▶ TASK GOAL
Looking at the listing, state how many of its lines contain the string "title". Write only the number.

▶ THE DATA
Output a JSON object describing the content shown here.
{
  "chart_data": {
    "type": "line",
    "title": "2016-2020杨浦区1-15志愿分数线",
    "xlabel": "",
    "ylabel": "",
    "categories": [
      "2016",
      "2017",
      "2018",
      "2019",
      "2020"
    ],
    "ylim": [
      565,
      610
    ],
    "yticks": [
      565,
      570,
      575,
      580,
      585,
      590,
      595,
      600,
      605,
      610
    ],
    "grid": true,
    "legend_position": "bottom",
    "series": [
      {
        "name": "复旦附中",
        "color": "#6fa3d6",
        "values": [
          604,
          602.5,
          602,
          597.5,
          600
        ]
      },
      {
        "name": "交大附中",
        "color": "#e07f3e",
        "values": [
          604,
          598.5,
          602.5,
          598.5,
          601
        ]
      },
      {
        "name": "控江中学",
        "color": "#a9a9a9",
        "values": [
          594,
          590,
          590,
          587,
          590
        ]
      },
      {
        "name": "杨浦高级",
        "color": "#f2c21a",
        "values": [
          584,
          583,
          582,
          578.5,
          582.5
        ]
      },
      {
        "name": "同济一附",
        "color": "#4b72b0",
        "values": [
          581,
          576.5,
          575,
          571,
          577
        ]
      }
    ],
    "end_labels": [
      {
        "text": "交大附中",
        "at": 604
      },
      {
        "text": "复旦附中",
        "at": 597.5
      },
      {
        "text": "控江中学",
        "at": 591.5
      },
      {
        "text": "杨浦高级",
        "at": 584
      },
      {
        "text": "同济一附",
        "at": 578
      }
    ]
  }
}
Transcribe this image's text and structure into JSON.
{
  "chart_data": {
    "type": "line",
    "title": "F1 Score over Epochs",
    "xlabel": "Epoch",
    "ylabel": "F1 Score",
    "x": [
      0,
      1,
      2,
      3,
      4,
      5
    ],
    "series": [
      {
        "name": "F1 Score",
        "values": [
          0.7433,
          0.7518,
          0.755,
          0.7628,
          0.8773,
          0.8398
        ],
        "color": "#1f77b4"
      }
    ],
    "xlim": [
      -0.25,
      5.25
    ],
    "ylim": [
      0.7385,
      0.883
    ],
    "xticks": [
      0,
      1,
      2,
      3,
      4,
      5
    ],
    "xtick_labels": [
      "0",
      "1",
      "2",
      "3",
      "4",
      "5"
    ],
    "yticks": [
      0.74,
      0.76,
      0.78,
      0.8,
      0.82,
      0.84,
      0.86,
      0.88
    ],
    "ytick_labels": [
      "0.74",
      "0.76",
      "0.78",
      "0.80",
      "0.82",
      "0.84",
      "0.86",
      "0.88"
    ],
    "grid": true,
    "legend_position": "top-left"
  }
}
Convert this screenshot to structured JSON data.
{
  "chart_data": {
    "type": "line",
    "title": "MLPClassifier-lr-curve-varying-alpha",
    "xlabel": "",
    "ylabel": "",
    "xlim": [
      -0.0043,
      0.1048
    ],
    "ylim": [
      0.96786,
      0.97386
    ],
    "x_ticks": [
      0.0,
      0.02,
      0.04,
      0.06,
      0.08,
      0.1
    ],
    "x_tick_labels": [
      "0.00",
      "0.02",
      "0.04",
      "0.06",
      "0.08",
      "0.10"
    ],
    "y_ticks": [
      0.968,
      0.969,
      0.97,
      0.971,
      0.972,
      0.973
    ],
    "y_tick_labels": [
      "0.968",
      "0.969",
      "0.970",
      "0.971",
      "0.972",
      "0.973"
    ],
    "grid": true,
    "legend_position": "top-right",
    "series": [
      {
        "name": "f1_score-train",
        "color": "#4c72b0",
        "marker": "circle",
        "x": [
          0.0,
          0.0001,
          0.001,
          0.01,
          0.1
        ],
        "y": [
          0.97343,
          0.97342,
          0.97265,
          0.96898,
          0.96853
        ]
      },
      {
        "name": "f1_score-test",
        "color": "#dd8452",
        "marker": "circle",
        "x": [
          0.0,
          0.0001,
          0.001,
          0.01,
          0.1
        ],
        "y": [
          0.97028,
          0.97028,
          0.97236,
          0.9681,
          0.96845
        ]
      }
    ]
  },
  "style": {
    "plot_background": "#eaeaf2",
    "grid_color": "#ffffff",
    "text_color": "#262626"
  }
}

▶ OUTPUT OF THE TASK
3